**Data for this exercise**
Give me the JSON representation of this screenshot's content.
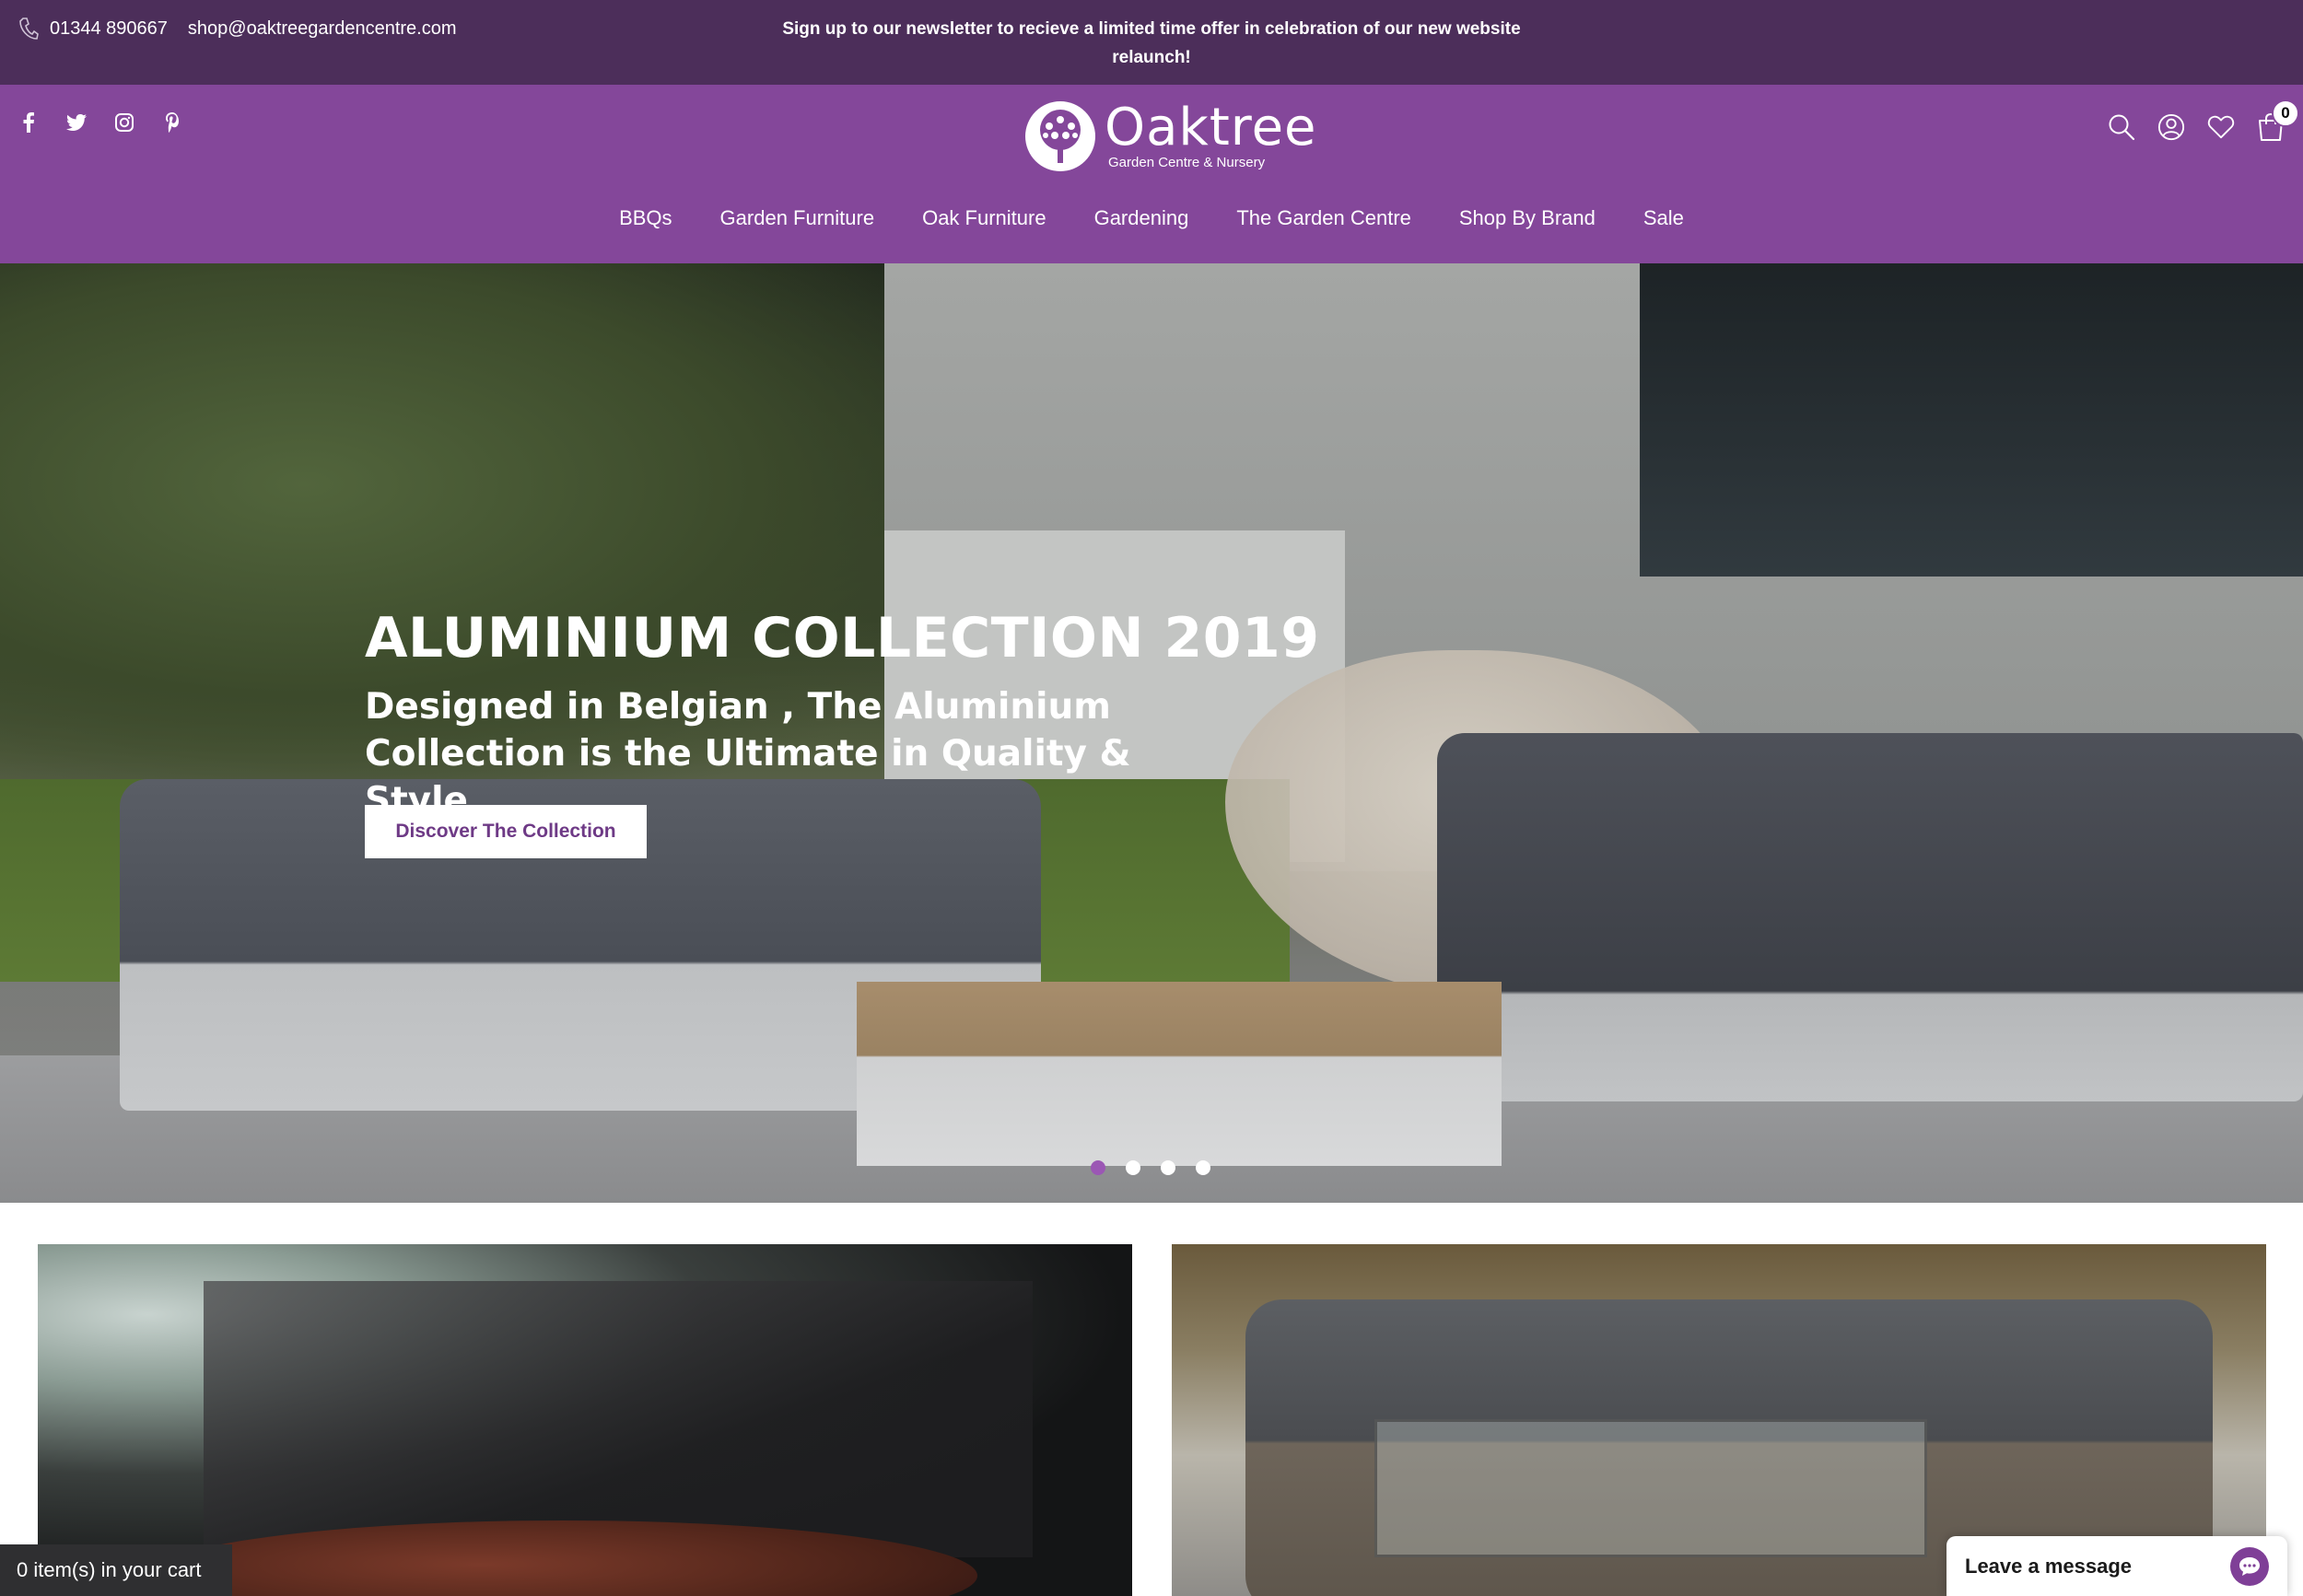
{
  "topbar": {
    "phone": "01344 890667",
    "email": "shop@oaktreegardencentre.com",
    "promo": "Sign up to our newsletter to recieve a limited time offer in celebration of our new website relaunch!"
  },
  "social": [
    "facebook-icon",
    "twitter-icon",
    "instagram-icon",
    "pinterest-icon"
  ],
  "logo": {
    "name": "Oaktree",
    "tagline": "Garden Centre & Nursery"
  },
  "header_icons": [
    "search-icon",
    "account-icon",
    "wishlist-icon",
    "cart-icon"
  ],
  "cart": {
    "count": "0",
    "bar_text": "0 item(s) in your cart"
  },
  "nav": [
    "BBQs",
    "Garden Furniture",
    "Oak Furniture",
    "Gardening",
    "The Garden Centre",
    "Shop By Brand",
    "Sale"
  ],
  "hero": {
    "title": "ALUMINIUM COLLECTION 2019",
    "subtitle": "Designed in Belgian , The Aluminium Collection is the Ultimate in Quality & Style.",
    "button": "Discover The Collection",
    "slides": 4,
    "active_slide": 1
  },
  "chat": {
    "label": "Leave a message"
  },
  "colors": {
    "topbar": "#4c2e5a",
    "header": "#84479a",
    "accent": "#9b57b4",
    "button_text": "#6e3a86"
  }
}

**Short exercise**
Each entry gets copied exactly; the pictures stay out.

**Answer to this exercise**
Give me the JSON representation of this screenshot's content.
{
  "topbar": {
    "phone": "01344 890667",
    "email": "shop@oaktreegardencentre.com",
    "promo": "Sign up to our newsletter to recieve a limited time offer in celebration of our new website relaunch!"
  },
  "social": [
    "facebook-icon",
    "twitter-icon",
    "instagram-icon",
    "pinterest-icon"
  ],
  "logo": {
    "name": "Oaktree",
    "tagline": "Garden Centre & Nursery"
  },
  "header_icons": [
    "search-icon",
    "account-icon",
    "wishlist-icon",
    "cart-icon"
  ],
  "cart": {
    "count": "0",
    "bar_text": "0 item(s) in your cart"
  },
  "nav": [
    "BBQs",
    "Garden Furniture",
    "Oak Furniture",
    "Gardening",
    "The Garden Centre",
    "Shop By Brand",
    "Sale"
  ],
  "hero": {
    "title": "ALUMINIUM COLLECTION 2019",
    "subtitle": "Designed in Belgian , The Aluminium Collection is the Ultimate in Quality & Style.",
    "button": "Discover The Collection",
    "slides": 4,
    "active_slide": 1
  },
  "chat": {
    "label": "Leave a message"
  },
  "colors": {
    "topbar": "#4c2e5a",
    "header": "#84479a",
    "accent": "#9b57b4",
    "button_text": "#6e3a86"
  }
}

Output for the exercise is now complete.